#### Document text records:

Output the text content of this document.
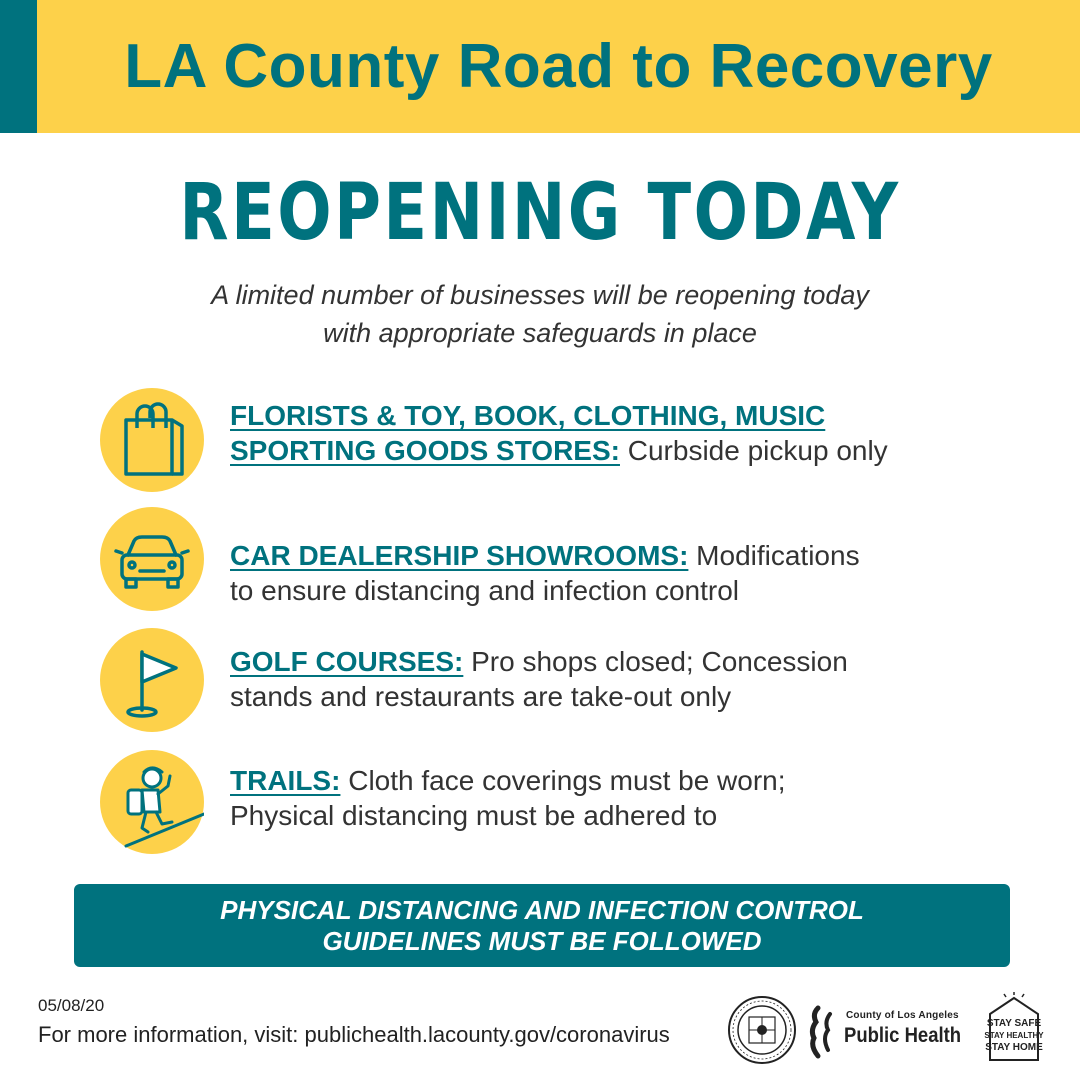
LA County Road to Recovery
REOPENING TODAY
A limited number of businesses will be reopening today
with appropriate safeguards in place
FLORISTS & TOY, BOOK, CLOTHING, MUSIC
SPORTING GOODS STORES: Curbside pickup only
CAR DEALERSHIP SHOWROOMS: Modifications
to ensure distancing and infection control
GOLF COURSES: Pro shops closed; Concession
stands and restaurants are take-out only
TRAILS: Cloth face coverings must be worn;
Physical distancing must be adhered to
PHYSICAL DISTANCING AND INFECTION CONTROL
GUIDELINES MUST BE FOLLOWED
05/08/20
For more information, visit: publichealth.lacounty.gov/coronavirus
County of Los Angeles
Public Health
STAY SAFE
STAY HEALTHY
STAY HOME
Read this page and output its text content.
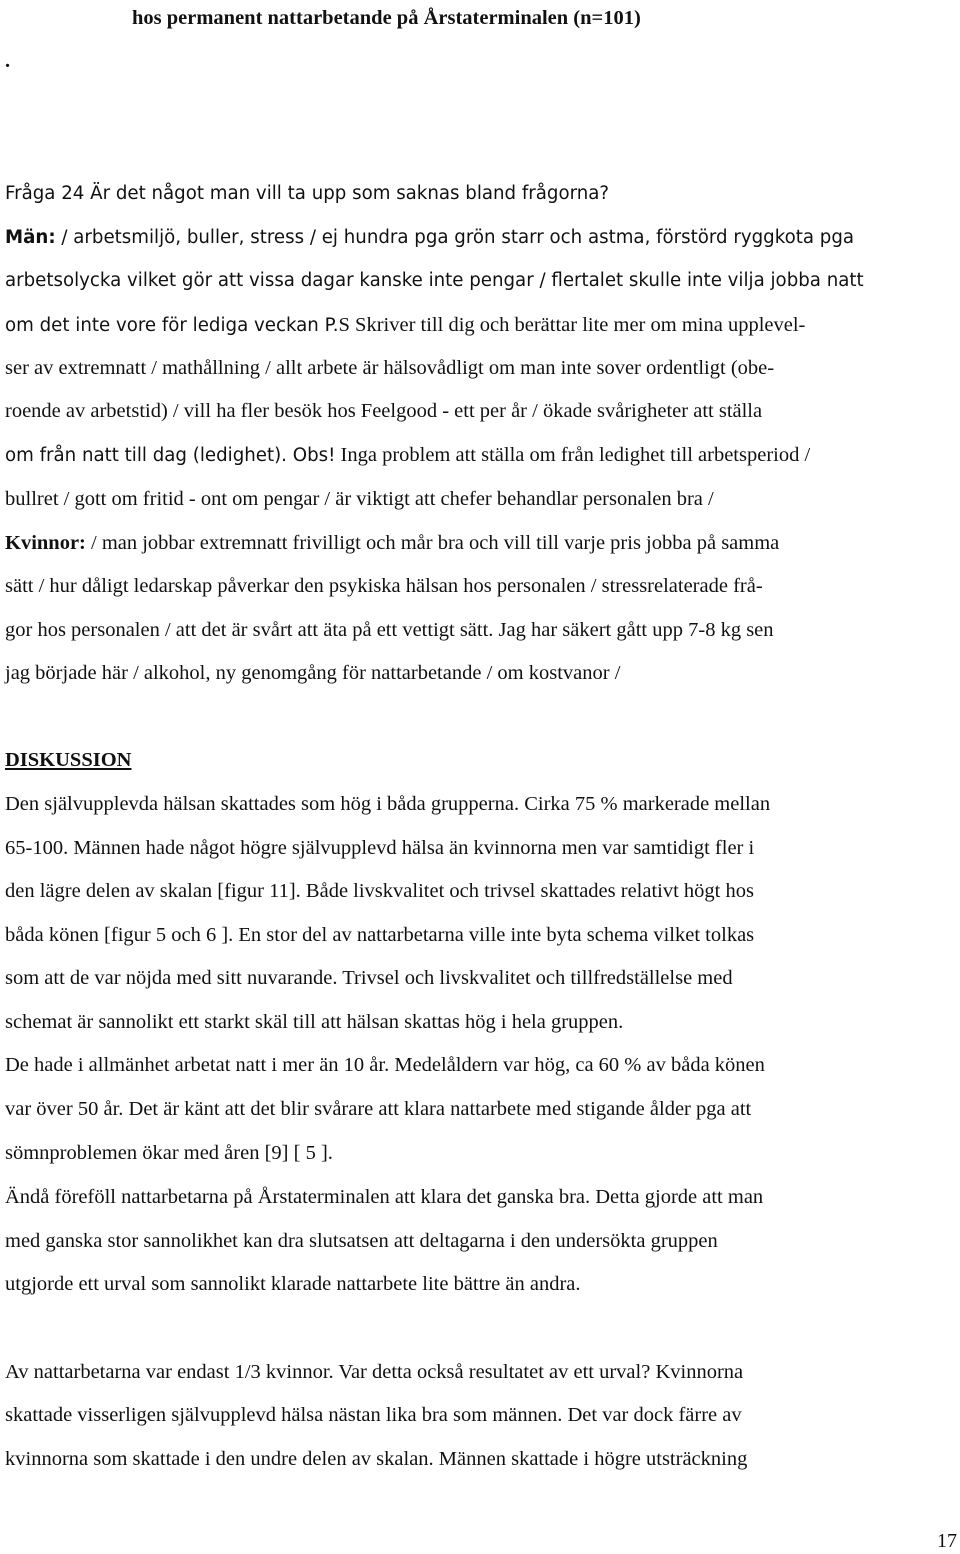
hos permanent nattarbetande på Årstaterminalen (n=101)
.
Fråga 24 Är det något man vill ta upp som saknas bland frågorna?
Män: / arbetsmiljö, buller, stress / ej hundra pga grön starr och astma, förstörd ryggkota pga
arbetsolycka vilket gör att vissa dagar kanske inte pengar / flertalet skulle inte vilja jobba natt
om det inte vore för lediga veckan P.S Skriver till dig och berättar lite mer om mina upplevel-
ser av extremnatt / mathållning / allt arbete är hälsovådligt om man inte sover ordentligt (obe-
roende av arbetstid) / vill ha fler besök hos Feelgood - ett per år / ökade svårigheter att ställa
om från natt till dag (ledighet). Obs! Inga problem att ställa om från ledighet till arbetsperiod /
bullret / gott om fritid - ont om pengar / är viktigt att chefer behandlar personalen bra /
Kvinnor: / man jobbar extremnatt frivilligt och mår bra och vill till varje pris jobba på samma
sätt / hur dåligt ledarskap påverkar den psykiska hälsan hos personalen / stressrelaterade frå-
gor hos personalen / att det är svårt att äta på ett vettigt sätt. Jag har säkert gått upp 7-8 kg sen
jag började här / alkohol, ny genomgång för nattarbetande / om kostvanor /
DISKUSSION
Den självupplevda hälsan skattades som hög i båda grupperna. Cirka 75 % markerade mellan
65-100. Männen hade något högre självupplevd hälsa än kvinnorna men var samtidigt fler i
den lägre delen av skalan [figur 11]. Både livskvalitet och trivsel skattades relativt högt hos
båda könen [figur 5 och 6 ]. En stor del av nattarbetarna ville inte byta schema vilket tolkas
som att de var nöjda med sitt nuvarande. Trivsel och livskvalitet och tillfredställelse med
schemat är sannolikt ett starkt skäl till att hälsan skattas hög i hela gruppen.
De hade i allmänhet arbetat natt i mer än 10 år. Medelåldern var hög, ca 60 % av båda könen
var över 50 år. Det är känt att det blir svårare att klara nattarbete med stigande ålder pga att
sömnproblemen ökar med åren [9] [ 5 ].
Ändå föreföll nattarbetarna på Årstaterminalen att klara det ganska bra. Detta gjorde att man
med ganska stor sannolikhet kan dra slutsatsen att deltagarna i den undersökta gruppen
utgjorde ett urval som sannolikt klarade nattarbete lite bättre än andra.
Av nattarbetarna var endast 1/3 kvinnor. Var detta också resultatet av ett urval? Kvinnorna
skattade visserligen självupplevd hälsa nästan lika bra som männen. Det var dock färre av
kvinnorna som skattade i den undre delen av skalan. Männen skattade i högre utsträckning
17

#### THE TASK:
The lines in the records above that include the word "sätt" must be copied out.

#### FINAL ANSWER:
sätt / hur dåligt ledarskap påverkar den psykiska hälsan hos personalen / stressrelaterade frå-
gor hos personalen / att det är svårt att äta på ett vettigt sätt. Jag har säkert gått upp 7-8 kg sen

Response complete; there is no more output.